[Dataset items]
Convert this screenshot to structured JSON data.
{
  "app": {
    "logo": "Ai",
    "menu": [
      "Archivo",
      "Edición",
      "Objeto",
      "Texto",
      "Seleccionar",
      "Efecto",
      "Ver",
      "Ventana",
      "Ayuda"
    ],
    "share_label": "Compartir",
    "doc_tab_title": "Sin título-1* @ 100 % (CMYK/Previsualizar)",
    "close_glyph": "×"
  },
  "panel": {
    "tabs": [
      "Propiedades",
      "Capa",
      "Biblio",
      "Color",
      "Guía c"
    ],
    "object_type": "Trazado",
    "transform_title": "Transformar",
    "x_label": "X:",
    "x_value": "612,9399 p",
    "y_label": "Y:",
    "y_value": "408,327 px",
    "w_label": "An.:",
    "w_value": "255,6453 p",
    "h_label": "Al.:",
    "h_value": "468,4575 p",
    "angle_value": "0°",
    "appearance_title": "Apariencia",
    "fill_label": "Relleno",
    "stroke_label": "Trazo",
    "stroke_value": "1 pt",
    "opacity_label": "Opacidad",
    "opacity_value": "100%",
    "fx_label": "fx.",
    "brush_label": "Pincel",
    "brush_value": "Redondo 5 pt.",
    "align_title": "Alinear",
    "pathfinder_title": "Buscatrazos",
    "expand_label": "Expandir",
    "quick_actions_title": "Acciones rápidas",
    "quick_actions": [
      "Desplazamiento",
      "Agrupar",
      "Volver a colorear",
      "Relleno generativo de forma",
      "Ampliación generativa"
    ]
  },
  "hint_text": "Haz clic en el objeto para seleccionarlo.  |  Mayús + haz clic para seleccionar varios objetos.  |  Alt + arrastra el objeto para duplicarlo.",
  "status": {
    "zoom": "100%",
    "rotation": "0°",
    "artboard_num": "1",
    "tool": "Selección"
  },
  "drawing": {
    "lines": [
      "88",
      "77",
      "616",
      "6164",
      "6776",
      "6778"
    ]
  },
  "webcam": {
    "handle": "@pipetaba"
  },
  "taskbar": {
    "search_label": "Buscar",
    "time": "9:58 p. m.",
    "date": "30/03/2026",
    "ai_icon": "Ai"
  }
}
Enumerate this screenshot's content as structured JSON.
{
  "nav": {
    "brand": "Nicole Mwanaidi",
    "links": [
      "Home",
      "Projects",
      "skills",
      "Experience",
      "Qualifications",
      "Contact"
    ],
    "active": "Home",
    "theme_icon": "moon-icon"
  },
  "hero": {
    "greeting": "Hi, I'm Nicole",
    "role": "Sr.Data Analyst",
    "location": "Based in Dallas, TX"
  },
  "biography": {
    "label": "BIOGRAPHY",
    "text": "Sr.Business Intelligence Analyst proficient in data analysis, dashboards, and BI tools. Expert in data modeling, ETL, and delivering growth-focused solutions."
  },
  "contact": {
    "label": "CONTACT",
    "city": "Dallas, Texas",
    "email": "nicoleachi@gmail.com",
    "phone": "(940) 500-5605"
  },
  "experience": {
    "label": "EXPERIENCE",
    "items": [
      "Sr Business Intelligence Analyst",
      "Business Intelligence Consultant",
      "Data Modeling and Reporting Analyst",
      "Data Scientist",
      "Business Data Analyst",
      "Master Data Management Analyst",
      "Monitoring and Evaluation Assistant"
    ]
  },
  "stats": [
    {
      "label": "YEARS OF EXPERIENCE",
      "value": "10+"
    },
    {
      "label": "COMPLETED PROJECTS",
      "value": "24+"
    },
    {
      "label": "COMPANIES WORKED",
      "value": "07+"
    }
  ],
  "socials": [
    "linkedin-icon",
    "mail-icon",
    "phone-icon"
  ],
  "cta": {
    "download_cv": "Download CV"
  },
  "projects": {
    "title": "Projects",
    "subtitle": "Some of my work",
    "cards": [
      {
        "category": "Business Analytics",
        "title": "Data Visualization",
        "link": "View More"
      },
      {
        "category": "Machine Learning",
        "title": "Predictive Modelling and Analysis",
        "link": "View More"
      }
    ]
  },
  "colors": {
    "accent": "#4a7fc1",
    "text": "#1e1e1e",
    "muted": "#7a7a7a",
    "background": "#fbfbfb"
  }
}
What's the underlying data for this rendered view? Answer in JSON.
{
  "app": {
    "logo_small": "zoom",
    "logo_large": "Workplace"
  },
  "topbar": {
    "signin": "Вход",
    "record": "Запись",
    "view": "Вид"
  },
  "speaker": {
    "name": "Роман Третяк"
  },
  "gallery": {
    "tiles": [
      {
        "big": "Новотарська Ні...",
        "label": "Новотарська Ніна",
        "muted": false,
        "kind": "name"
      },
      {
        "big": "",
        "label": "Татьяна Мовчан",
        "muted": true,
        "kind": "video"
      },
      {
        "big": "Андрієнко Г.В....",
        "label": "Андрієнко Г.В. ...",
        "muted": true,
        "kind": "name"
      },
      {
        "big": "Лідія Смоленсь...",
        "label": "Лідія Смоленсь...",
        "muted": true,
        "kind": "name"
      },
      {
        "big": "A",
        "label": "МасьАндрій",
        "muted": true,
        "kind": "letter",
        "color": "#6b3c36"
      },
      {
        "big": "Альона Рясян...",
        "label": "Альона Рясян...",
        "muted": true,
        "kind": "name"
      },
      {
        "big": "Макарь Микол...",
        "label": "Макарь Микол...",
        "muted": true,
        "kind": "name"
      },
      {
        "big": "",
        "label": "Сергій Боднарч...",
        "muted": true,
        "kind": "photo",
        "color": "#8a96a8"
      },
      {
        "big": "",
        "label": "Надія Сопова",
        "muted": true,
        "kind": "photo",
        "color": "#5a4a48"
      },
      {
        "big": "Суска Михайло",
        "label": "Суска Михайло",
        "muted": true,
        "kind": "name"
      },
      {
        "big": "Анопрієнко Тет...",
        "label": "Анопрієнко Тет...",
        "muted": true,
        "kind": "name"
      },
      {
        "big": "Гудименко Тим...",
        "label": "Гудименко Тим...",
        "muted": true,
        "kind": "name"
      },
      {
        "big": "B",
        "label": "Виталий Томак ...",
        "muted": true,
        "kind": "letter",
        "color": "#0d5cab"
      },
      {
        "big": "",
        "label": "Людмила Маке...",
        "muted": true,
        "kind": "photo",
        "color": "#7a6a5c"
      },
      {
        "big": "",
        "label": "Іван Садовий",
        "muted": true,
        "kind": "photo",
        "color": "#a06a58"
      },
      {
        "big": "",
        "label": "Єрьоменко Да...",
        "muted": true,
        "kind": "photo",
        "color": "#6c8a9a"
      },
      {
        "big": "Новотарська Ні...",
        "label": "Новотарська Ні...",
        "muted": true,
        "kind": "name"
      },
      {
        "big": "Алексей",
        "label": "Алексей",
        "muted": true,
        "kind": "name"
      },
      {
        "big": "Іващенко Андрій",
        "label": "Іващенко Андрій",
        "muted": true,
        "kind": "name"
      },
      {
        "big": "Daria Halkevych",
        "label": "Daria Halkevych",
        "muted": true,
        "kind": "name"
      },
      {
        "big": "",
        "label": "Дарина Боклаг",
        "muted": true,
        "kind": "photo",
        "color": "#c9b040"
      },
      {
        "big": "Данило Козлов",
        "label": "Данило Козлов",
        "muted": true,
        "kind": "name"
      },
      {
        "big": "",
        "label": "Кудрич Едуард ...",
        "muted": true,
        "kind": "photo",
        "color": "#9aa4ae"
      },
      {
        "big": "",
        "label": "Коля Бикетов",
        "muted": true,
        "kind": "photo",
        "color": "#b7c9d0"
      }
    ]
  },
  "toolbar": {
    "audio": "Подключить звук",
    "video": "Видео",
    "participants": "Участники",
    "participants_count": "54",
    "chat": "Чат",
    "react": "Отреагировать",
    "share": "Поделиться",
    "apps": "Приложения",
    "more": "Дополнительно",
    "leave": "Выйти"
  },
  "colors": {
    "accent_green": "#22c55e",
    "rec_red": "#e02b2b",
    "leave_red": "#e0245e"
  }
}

> **Given task**
Select, from the listing, all lines that include the word "Альона".

> **Written answer**
        "big": "Альона Рясян...",
        "label": "Альона Рясян...",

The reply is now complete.